AUFGABE ::
Setz den Textabschnitt über die Neuen Länder nach seinem letzten Satz fort.

TEXTABSCHNITT ::
※

Dabei haben die Neuen Länder in weiten Teilen die modernste Infrastruktur Europas – im Osten ist ja vieles noch keine zehn Jahre alt. Nirgendwo in Europa gibt es ein so gutes Telekommunikationsnetz, die meisten Krankenhäuser verfügen über neueste Technik, das Ilmenauer Institut für Medientechnik ist das beste seiner Art. Und die Demokratie funktioniert eigentlich auch. Sicherlich nicht perfekt, aber wie am Schnürchen lief es nach 1949 im Westen auch nicht.

※

Datensatzeinträge:

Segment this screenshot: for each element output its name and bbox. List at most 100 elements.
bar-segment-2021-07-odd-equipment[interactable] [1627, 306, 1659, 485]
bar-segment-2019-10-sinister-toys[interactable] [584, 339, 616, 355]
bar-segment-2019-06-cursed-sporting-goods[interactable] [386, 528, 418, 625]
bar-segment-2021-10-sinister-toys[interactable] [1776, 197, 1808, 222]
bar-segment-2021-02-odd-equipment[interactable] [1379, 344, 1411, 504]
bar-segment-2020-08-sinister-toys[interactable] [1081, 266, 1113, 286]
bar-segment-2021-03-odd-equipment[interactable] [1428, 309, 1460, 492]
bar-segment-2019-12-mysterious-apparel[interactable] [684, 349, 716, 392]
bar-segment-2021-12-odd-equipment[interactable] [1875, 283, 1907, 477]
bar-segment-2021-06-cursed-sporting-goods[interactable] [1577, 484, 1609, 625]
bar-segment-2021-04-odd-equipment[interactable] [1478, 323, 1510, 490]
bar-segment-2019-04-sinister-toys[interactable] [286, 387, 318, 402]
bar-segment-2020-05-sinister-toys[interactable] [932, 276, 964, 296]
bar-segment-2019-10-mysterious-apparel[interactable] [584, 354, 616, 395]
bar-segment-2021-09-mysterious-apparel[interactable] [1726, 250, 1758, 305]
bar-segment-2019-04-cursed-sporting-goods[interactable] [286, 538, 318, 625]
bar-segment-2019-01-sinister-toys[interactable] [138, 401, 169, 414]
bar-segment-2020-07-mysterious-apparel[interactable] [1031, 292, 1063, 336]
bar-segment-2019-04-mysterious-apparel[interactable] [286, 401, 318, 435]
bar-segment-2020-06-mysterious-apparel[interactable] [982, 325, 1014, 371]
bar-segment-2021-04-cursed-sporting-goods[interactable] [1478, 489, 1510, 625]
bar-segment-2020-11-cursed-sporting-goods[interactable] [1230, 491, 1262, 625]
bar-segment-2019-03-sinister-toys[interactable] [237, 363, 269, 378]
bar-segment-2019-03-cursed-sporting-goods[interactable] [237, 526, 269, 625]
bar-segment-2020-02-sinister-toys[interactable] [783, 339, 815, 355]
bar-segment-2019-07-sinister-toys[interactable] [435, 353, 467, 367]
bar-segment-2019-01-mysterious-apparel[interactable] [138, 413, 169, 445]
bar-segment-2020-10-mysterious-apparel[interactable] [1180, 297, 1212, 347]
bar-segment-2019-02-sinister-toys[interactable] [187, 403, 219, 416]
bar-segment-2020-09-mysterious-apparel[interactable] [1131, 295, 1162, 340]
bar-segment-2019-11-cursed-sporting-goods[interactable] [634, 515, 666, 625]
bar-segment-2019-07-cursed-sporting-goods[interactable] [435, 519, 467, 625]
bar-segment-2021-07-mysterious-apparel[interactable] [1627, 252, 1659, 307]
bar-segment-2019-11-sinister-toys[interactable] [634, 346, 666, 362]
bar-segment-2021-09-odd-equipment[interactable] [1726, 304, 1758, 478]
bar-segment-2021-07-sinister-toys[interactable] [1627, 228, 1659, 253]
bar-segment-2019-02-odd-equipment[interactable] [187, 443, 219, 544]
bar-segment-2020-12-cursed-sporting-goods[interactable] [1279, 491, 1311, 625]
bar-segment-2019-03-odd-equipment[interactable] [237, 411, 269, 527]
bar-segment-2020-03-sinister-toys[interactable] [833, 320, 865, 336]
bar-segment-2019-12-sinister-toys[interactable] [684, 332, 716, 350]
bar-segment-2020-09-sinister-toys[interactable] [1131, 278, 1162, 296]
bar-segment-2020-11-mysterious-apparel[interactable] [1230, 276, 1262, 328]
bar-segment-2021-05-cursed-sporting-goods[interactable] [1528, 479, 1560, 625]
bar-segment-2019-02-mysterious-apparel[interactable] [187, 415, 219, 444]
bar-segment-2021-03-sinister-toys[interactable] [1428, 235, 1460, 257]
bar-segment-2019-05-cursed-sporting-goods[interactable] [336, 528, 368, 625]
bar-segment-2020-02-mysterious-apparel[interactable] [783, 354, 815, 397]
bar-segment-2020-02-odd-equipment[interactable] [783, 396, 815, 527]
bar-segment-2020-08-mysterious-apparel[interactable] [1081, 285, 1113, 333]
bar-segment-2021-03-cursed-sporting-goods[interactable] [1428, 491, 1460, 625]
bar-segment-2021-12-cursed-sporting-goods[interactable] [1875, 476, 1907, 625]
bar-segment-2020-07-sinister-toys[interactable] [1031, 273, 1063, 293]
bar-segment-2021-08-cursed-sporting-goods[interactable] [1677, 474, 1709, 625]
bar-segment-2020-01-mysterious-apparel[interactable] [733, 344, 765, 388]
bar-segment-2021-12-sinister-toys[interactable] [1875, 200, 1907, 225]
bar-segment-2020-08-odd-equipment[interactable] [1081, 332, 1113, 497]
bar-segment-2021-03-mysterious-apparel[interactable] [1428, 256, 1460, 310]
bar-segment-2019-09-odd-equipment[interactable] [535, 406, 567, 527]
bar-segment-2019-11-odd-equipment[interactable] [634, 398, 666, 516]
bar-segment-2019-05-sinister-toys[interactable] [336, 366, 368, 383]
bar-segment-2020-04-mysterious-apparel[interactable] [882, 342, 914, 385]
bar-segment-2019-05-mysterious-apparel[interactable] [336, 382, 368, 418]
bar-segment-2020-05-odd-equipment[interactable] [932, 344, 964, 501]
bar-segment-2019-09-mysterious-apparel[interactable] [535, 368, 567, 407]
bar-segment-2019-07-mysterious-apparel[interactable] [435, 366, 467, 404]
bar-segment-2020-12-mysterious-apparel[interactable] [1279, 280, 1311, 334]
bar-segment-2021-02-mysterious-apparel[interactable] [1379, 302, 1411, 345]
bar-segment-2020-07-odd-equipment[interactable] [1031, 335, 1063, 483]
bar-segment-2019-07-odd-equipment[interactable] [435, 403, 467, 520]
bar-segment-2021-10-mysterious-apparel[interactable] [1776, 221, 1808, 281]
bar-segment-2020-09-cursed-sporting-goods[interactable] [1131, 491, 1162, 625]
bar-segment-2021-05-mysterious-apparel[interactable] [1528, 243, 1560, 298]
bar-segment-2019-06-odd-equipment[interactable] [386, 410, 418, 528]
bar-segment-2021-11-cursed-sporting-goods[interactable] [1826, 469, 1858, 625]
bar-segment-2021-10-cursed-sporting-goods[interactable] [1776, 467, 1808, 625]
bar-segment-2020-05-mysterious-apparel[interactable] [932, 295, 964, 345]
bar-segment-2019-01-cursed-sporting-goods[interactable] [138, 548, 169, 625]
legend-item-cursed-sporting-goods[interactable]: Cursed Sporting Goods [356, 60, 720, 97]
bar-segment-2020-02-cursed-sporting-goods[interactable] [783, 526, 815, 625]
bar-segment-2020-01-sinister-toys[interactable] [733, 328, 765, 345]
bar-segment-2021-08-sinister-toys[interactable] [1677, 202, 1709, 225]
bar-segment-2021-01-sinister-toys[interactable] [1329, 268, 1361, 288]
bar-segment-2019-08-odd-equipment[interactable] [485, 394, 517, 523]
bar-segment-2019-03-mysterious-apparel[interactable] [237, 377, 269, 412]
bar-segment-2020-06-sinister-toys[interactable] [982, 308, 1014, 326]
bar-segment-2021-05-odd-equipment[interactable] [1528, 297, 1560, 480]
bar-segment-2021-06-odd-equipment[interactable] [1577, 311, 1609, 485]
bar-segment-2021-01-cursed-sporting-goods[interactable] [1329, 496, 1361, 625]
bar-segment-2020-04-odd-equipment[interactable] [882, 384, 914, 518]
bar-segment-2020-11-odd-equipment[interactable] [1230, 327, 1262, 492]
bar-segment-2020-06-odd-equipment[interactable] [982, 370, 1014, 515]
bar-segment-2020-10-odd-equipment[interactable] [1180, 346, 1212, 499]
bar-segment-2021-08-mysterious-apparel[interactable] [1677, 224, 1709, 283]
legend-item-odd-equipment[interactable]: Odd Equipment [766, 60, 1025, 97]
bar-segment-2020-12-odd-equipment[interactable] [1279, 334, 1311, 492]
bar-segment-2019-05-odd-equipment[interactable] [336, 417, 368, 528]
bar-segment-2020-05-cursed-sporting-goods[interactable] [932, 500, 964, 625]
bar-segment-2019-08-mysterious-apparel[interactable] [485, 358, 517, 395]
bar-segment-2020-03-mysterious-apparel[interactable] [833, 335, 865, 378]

※

DEINE ANTWORT ::
Neues lässt sich im Osten schneller durchsetzen. Wenn Gerhard Schröder von der geheilten German disease spricht, meint er das westdeutsche Bermudadreieck aus Parteien, Gewerkschaften und Verbänden. Der ostdeutsche Pragmatismus ist längst weiter. Viele Ostdeutsche fragen sich, ob die (West-)Gesellschaft zu einer ähnlichen Anpassungsleistung überhaupt fähig wäre. Sie können selbstbewusst sein: „Was wir hinter uns haben, steht euch bevor“.


Nach der Wende beendete Anna ihr Abitur an der Spezialschule. Statt Russischlehrerin wurde sie Dolmetscherin. Heute arbeitet sie an der Deutschen Evangelischen Oberschule in Kairo. In ein paar Jahren möchte sie wieder zurück nach Deutschland, am liebsten nach Leipzig. Vermisst sie die DDR und deren Sicherheit? „Nein, was ich in den letzten Jahren erlebt habe, hätte ich mit der DDR nie haben können“.

Der Autor, 28 Jahre alt, ist Politologe und Mitarbeiter der SPD-Landtagsfraktion in Dresden.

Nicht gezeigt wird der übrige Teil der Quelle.